* _DATA LISTING_
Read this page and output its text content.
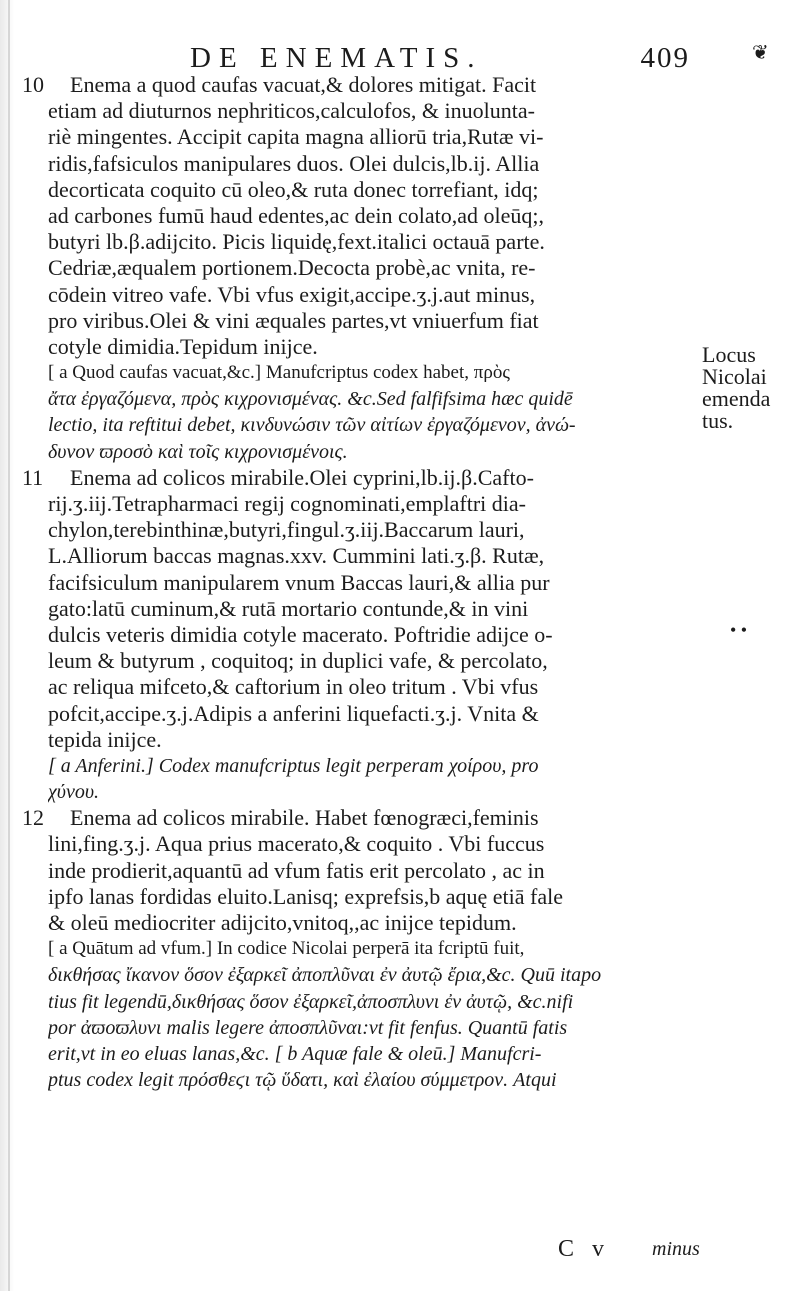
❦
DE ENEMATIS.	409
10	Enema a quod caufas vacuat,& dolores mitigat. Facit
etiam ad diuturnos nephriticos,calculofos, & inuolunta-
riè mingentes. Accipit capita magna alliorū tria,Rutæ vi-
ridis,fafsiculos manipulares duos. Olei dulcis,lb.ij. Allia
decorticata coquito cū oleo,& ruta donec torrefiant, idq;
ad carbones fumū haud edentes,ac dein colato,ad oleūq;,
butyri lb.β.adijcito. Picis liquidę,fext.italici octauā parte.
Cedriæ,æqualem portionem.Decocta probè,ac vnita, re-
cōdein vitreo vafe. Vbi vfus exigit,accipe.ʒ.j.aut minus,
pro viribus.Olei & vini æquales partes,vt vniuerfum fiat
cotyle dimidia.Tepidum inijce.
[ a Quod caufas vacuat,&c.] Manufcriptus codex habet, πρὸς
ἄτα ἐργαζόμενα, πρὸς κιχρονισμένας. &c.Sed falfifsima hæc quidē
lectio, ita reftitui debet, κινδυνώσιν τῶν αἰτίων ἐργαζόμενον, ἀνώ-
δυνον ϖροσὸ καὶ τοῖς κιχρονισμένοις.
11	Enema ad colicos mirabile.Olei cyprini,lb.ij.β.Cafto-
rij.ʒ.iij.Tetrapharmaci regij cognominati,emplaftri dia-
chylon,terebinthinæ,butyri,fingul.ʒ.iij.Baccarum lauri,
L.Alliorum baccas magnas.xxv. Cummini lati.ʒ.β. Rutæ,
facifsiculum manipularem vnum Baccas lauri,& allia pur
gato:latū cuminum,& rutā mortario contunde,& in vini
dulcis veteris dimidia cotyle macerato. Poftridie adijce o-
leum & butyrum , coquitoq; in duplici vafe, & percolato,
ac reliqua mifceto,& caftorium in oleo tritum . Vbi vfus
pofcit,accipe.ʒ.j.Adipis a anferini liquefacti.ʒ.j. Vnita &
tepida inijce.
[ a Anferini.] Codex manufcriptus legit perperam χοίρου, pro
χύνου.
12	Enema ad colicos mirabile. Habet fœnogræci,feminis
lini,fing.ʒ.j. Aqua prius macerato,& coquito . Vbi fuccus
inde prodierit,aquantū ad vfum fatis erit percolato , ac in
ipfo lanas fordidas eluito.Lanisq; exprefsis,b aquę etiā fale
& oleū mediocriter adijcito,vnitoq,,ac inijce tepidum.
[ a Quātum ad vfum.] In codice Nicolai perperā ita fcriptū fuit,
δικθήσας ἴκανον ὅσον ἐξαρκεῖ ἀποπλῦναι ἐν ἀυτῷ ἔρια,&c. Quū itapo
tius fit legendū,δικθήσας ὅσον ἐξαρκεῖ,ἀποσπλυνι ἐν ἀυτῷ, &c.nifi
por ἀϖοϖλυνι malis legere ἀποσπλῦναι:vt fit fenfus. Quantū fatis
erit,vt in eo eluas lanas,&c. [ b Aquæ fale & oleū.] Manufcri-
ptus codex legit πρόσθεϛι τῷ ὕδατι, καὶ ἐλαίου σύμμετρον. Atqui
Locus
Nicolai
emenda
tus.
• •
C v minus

* _REQUIRED TASK_
Leave the images out, please, and restate each line word for word.

* _ANSWER_
Read this page and output its text content.
❦
DE ENEMATIS.	409
10	Enema a quod caufas vacuat,& dolores mitigat. Facit
etiam ad diuturnos nephriticos,calculofos, & inuolunta-
riè mingentes. Accipit capita magna alliorū tria,Rutæ vi-
ridis,fafsiculos manipulares duos. Olei dulcis,lb.ij. Allia
decorticata coquito cū oleo,& ruta donec torrefiant, idq;
ad carbones fumū haud edentes,ac dein colato,ad oleūq;,
butyri lb.β.adijcito. Picis liquidę,fext.italici octauā parte.
Cedriæ,æqualem portionem.Decocta probè,ac vnita, re-
cōdein vitreo vafe. Vbi vfus exigit,accipe.ʒ.j.aut minus,
pro viribus.Olei & vini æquales partes,vt vniuerfum fiat
cotyle dimidia.Tepidum inijce.
[ a Quod caufas vacuat,&c.] Manufcriptus codex habet, πρὸς
ἄτα ἐργαζόμενα, πρὸς κιχρονισμένας. &c.Sed falfifsima hæc quidē
lectio, ita reftitui debet, κινδυνώσιν τῶν αἰτίων ἐργαζόμενον, ἀνώ-
δυνον ϖροσὸ καὶ τοῖς κιχρονισμένοις.
11	Enema ad colicos mirabile.Olei cyprini,lb.ij.β.Cafto-
rij.ʒ.iij.Tetrapharmaci regij cognominati,emplaftri dia-
chylon,terebinthinæ,butyri,fingul.ʒ.iij.Baccarum lauri,
L.Alliorum baccas magnas.xxv. Cummini lati.ʒ.β. Rutæ,
facifsiculum manipularem vnum Baccas lauri,& allia pur
gato:latū cuminum,& rutā mortario contunde,& in vini
dulcis veteris dimidia cotyle macerato. Poftridie adijce o-
leum & butyrum , coquitoq; in duplici vafe, & percolato,
ac reliqua mifceto,& caftorium in oleo tritum . Vbi vfus
pofcit,accipe.ʒ.j.Adipis a anferini liquefacti.ʒ.j. Vnita &
tepida inijce.
[ a Anferini.] Codex manufcriptus legit perperam χοίρου, pro
χύνου.
12	Enema ad colicos mirabile. Habet fœnogræci,feminis
lini,fing.ʒ.j. Aqua prius macerato,& coquito . Vbi fuccus
inde prodierit,aquantū ad vfum fatis erit percolato , ac in
ipfo lanas fordidas eluito.Lanisq; exprefsis,b aquę etiā fale
& oleū mediocriter adijcito,vnitoq,,ac inijce tepidum.
[ a Quātum ad vfum.] In codice Nicolai perperā ita fcriptū fuit,
δικθήσας ἴκανον ὅσον ἐξαρκεῖ ἀποπλῦναι ἐν ἀυτῷ ἔρια,&c. Quū itapo
tius fit legendū,δικθήσας ὅσον ἐξαρκεῖ,ἀποσπλυνι ἐν ἀυτῷ, &c.nifi
por ἀϖοϖλυνι malis legere ἀποσπλῦναι:vt fit fenfus. Quantū fatis
erit,vt in eo eluas lanas,&c. [ b Aquæ fale & oleū.] Manufcri-
ptus codex legit πρόσθεϛι τῷ ὕδατι, καὶ ἐλαίου σύμμετρον. Atqui
Locus
Nicolai
emenda
tus.
• •
C v minus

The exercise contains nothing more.